-- start --
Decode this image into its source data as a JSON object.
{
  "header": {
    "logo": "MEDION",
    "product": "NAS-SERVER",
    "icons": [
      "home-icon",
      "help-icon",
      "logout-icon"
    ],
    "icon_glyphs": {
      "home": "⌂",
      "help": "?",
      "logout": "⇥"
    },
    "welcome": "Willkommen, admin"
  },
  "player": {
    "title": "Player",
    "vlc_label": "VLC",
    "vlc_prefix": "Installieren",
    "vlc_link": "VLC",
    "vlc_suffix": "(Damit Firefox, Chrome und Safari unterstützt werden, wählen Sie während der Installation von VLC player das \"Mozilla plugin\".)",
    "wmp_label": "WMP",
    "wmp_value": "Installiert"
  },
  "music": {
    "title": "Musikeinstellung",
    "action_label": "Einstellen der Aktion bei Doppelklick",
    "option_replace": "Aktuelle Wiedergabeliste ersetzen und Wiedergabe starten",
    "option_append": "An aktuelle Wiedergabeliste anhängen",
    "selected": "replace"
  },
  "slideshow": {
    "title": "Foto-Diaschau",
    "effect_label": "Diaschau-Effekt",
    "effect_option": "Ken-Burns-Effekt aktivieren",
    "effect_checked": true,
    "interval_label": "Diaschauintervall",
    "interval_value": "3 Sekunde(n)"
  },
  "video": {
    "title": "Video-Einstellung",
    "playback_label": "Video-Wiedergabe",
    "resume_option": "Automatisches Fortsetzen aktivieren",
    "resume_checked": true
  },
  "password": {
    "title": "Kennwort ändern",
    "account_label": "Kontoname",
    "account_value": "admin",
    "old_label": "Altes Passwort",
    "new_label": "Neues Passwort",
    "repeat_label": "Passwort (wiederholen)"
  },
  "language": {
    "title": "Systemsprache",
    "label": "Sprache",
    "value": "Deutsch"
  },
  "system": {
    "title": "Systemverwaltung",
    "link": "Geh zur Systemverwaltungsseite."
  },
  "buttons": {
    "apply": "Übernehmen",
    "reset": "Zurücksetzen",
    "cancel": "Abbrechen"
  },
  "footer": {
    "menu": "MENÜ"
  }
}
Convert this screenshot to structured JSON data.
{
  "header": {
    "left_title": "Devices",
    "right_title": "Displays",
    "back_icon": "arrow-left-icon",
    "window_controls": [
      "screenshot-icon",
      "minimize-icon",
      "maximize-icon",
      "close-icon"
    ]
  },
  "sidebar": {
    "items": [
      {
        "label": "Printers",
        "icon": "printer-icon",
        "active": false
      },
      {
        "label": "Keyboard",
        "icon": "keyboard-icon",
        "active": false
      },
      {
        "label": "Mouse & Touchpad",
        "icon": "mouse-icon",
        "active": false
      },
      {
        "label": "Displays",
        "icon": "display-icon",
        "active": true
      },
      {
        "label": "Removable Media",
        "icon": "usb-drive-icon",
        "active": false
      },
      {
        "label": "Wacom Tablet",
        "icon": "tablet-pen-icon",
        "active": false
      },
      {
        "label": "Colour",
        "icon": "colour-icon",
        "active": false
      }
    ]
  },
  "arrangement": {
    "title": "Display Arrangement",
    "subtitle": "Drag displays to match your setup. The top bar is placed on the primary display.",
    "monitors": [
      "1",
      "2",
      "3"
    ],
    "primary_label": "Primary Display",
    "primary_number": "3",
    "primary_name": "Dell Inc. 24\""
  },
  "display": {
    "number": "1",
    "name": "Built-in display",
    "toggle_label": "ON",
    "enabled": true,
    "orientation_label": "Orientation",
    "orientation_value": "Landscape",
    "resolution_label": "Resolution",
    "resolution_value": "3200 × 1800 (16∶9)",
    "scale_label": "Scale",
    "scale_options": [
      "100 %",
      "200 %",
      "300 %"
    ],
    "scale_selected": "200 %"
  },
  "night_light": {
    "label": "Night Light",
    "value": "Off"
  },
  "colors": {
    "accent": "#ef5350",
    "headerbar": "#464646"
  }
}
-- end --
Write the data back out verbatim.

Decode this image into its source data as a JSON object.
{
  "header": {
    "logo": "MEDION",
    "product": "NAS-SERVER",
    "icons": [
      "home-icon",
      "help-icon",
      "logout-icon"
    ],
    "icon_glyphs": {
      "home": "⌂",
      "help": "?",
      "logout": "⇥"
    },
    "welcome": "Willkommen, admin"
  },
  "player": {
    "title": "Player",
    "vlc_label": "VLC",
    "vlc_prefix": "Installieren",
    "vlc_link": "VLC",
    "vlc_suffix": "(Damit Firefox, Chrome und Safari unterstützt werden, wählen Sie während der Installation von VLC player das \"Mozilla plugin\".)",
    "wmp_label": "WMP",
    "wmp_value": "Installiert"
  },
  "music": {
    "title": "Musikeinstellung",
    "action_label": "Einstellen der Aktion bei Doppelklick",
    "option_replace": "Aktuelle Wiedergabeliste ersetzen und Wiedergabe starten",
    "option_append": "An aktuelle Wiedergabeliste anhängen",
    "selected": "replace"
  },
  "slideshow": {
    "title": "Foto-Diaschau",
    "effect_label": "Diaschau-Effekt",
    "effect_option": "Ken-Burns-Effekt aktivieren",
    "effect_checked": true,
    "interval_label": "Diaschauintervall",
    "interval_value": "3 Sekunde(n)"
  },
  "video": {
    "title": "Video-Einstellung",
    "playback_label": "Video-Wiedergabe",
    "resume_option": "Automatisches Fortsetzen aktivieren",
    "resume_checked": true
  },
  "password": {
    "title": "Kennwort ändern",
    "account_label": "Kontoname",
    "account_value": "admin",
    "old_label": "Altes Passwort",
    "new_label": "Neues Passwort",
    "repeat_label": "Passwort (wiederholen)"
  },
  "language": {
    "title": "Systemsprache",
    "label": "Sprache",
    "value": "Deutsch"
  },
  "system": {
    "title": "Systemverwaltung",
    "link": "Geh zur Systemverwaltungsseite."
  },
  "buttons": {
    "apply": "Übernehmen",
    "reset": "Zurücksetzen",
    "cancel": "Abbrechen"
  },
  "footer": {
    "menu": "MENÜ"
  }
}
Convert this screenshot to structured JSON data.
{
  "header": {
    "left_title": "Devices",
    "right_title": "Displays",
    "back_icon": "arrow-left-icon",
    "window_controls": [
      "screenshot-icon",
      "minimize-icon",
      "maximize-icon",
      "close-icon"
    ]
  },
  "sidebar": {
    "items": [
      {
        "label": "Printers",
        "icon": "printer-icon",
        "active": false
      },
      {
        "label": "Keyboard",
        "icon": "keyboard-icon",
        "active": false
      },
      {
        "label": "Mouse & Touchpad",
        "icon": "mouse-icon",
        "active": false
      },
      {
        "label": "Displays",
        "icon": "display-icon",
        "active": true
      },
      {
        "label": "Removable Media",
        "icon": "usb-drive-icon",
        "active": false
      },
      {
        "label": "Wacom Tablet",
        "icon": "tablet-pen-icon",
        "active": false
      },
      {
        "label": "Colour",
        "icon": "colour-icon",
        "active": false
      }
    ]
  },
  "arrangement": {
    "title": "Display Arrangement",
    "subtitle": "Drag displays to match your setup. The top bar is placed on the primary display.",
    "monitors": [
      "1",
      "2",
      "3"
    ],
    "primary_label": "Primary Display",
    "primary_number": "3",
    "primary_name": "Dell Inc. 24\""
  },
  "display": {
    "number": "1",
    "name": "Built-in display",
    "toggle_label": "ON",
    "enabled": true,
    "orientation_label": "Orientation",
    "orientation_value": "Landscape",
    "resolution_label": "Resolution",
    "resolution_value": "3200 × 1800 (16∶9)",
    "scale_label": "Scale",
    "scale_options": [
      "100 %",
      "200 %",
      "300 %"
    ],
    "scale_selected": "200 %"
  },
  "night_light": {
    "label": "Night Light",
    "value": "Off"
  },
  "colors": {
    "accent": "#ef5350",
    "headerbar": "#464646"
  }
}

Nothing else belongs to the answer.